Retype each line of the material exactly, please, skipping any picture in it.

— START OF Extracted records —

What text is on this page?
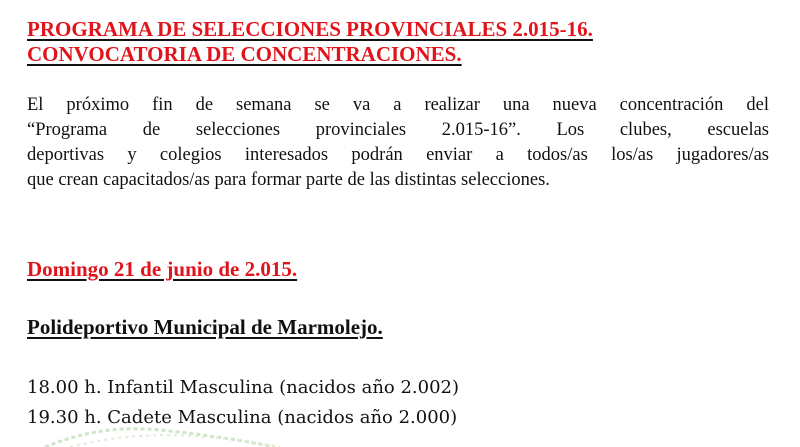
PROGRAMA DE SELECCIONES PROVINCIALES 2.015-16.
CONVOCATORIA DE CONCENTRACIONES.
El próximo fin de semana se va a realizar una nueva concentración del
“Programa de selecciones provinciales 2.015-16”. Los clubes, escuelas
deportivas y colegios interesados podrán enviar a todos/as los/as jugadores/as
que crean capacitados/as para formar parte de las distintas selecciones.
Domingo 21 de junio de 2.015.
Polideportivo Municipal de Marmolejo.
18.00 h. Infantil Masculina (nacidos año 2.002)
19.30 h. Cadete Masculina (nacidos año 2.000)
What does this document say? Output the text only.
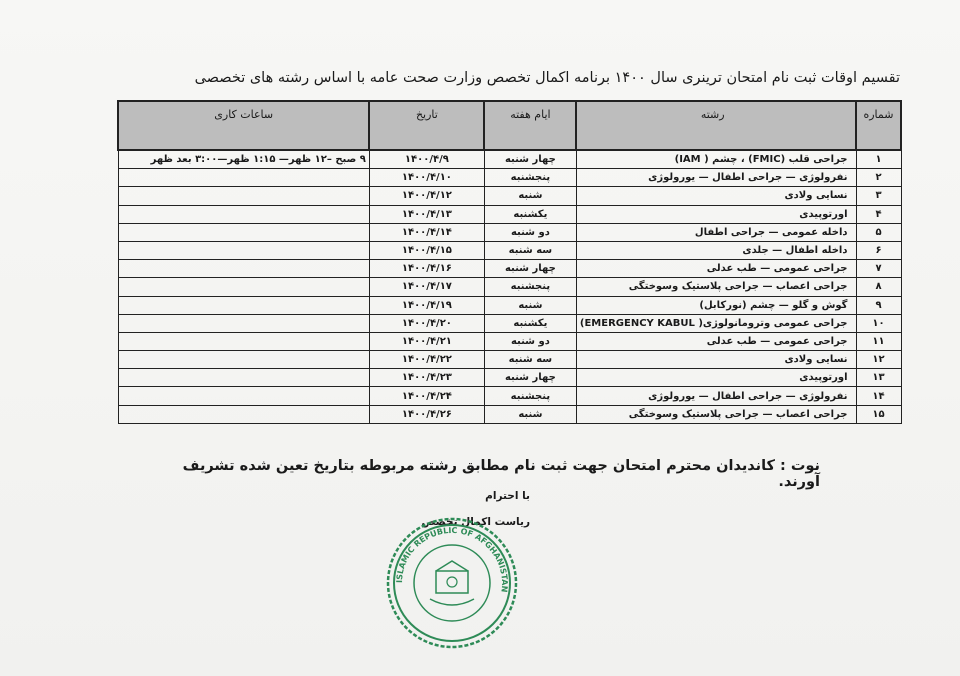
تقسیم اوقات ثبت نام امتحان ترینری سال ۱۴۰۰ برنامه اکمال تخصص وزارت صحت عامه با اساس رشته های تخصصی
شماره	رشته	ایام هفته	تاریخ	ساعات کاری
۱	جراحی قلب (FMIC) ، چشم ( IAM)	چهار شنبه	۱۴۰۰/۴/۹	۹ صبح –۱۲ ظهر— ۱:۱۵ ظهر—۳:۰۰ بعد ظهر
۲	نفرولوژی — جراحی اطفال — یورولوژی	پنجشنبه	۱۴۰۰/۴/۱۰	
۳	نسایی ولادی	شنبه	۱۴۰۰/۴/۱۲	
۴	اورتوپیدی	یکشنبه	۱۴۰۰/۴/۱۳	
۵	داخله عمومی — جراحی اطفال	دو شنبه	۱۴۰۰/۴/۱۴	
۶	داخله اطفال — جلدی	سه شنبه	۱۴۰۰/۴/۱۵	
۷	جراحی عمومی — طب عدلی	چهار شنبه	۱۴۰۰/۴/۱۶	
۸	جراحی اعصاب — جراحی پلاستیک وسوختگی	پنجشنبه	۱۴۰۰/۴/۱۷	
۹	گوش و گلو — چشم (نورکابل)	شنبه	۱۴۰۰/۴/۱۹	
۱۰	جراحی عمومی وترومانولوژی( EMERGENCY KABUL)	یکشنبه	۱۴۰۰/۴/۲۰	
۱۱	جراحی عمومی — طب عدلی	دو شنبه	۱۴۰۰/۴/۲۱	
۱۲	نسایی ولادی	سه شنبه	۱۴۰۰/۴/۲۲	
۱۳	اورتوپیدی	چهار شنبه	۱۴۰۰/۴/۲۳	
۱۴	نفرولوژی — جراحی اطفال — یورولوژی	پنجشنبه	۱۴۰۰/۴/۲۴	
۱۵	جراحی اعصاب — جراحی پلاستیک وسوختگی	شنبه	۱۴۰۰/۴/۲۶	
نوت : کاندیدان محترم امتحان جهت ثبت نام مطابق رشته مربوطه بتاریخ تعین شده تشریف آورند.
با احترام
ریاست اکمال تخصص
ISLAMIC REPUBLIC OF AFGHANISTAN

— END OF Extracted records —

> [Full output]:
What text is on this page?
PROGRAMA DE SELECCIONES PROVINCIALES 2.015-16.
CONVOCATORIA DE CONCENTRACIONES.
El próximo fin de semana se va a realizar una nueva concentración del
“Programa de selecciones provinciales 2.015-16”. Los clubes, escuelas
deportivas y colegios interesados podrán enviar a todos/as los/as jugadores/as
que crean capacitados/as para formar parte de las distintas selecciones.
Domingo 21 de junio de 2.015.
Polideportivo Municipal de Marmolejo.
18.00 h. Infantil Masculina (nacidos año 2.002)
19.30 h. Cadete Masculina (nacidos año 2.000)
What does this document say? Output the text only.
تقسیم اوقات ثبت نام امتحان ترینری سال ۱۴۰۰ برنامه اکمال تخصص وزارت صحت عامه با اساس رشته های تخصصی
شماره	رشته	ایام هفته	تاریخ	ساعات کاری
۱	جراحی قلب (FMIC) ، چشم ( IAM)	چهار شنبه	۱۴۰۰/۴/۹	۹ صبح –۱۲ ظهر— ۱:۱۵ ظهر—۳:۰۰ بعد ظهر
۲	نفرولوژی — جراحی اطفال — یورولوژی	پنجشنبه	۱۴۰۰/۴/۱۰	
۳	نسایی ولادی	شنبه	۱۴۰۰/۴/۱۲	
۴	اورتوپیدی	یکشنبه	۱۴۰۰/۴/۱۳	
۵	داخله عمومی — جراحی اطفال	دو شنبه	۱۴۰۰/۴/۱۴	
۶	داخله اطفال — جلدی	سه شنبه	۱۴۰۰/۴/۱۵	
۷	جراحی عمومی — طب عدلی	چهار شنبه	۱۴۰۰/۴/۱۶	
۸	جراحی اعصاب — جراحی پلاستیک وسوختگی	پنجشنبه	۱۴۰۰/۴/۱۷	
۹	گوش و گلو — چشم (نورکابل)	شنبه	۱۴۰۰/۴/۱۹	
۱۰	جراحی عمومی وترومانولوژی( EMERGENCY KABUL)	یکشنبه	۱۴۰۰/۴/۲۰	
۱۱	جراحی عمومی — طب عدلی	دو شنبه	۱۴۰۰/۴/۲۱	
۱۲	نسایی ولادی	سه شنبه	۱۴۰۰/۴/۲۲	
۱۳	اورتوپیدی	چهار شنبه	۱۴۰۰/۴/۲۳	
۱۴	نفرولوژی — جراحی اطفال — یورولوژی	پنجشنبه	۱۴۰۰/۴/۲۴	
۱۵	جراحی اعصاب — جراحی پلاستیک وسوختگی	شنبه	۱۴۰۰/۴/۲۶	
نوت : کاندیدان محترم امتحان جهت ثبت نام مطابق رشته مربوطه بتاریخ تعین شده تشریف آورند.
با احترام
ریاست اکمال تخصص
ISLAMIC REPUBLIC OF AFGHANISTAN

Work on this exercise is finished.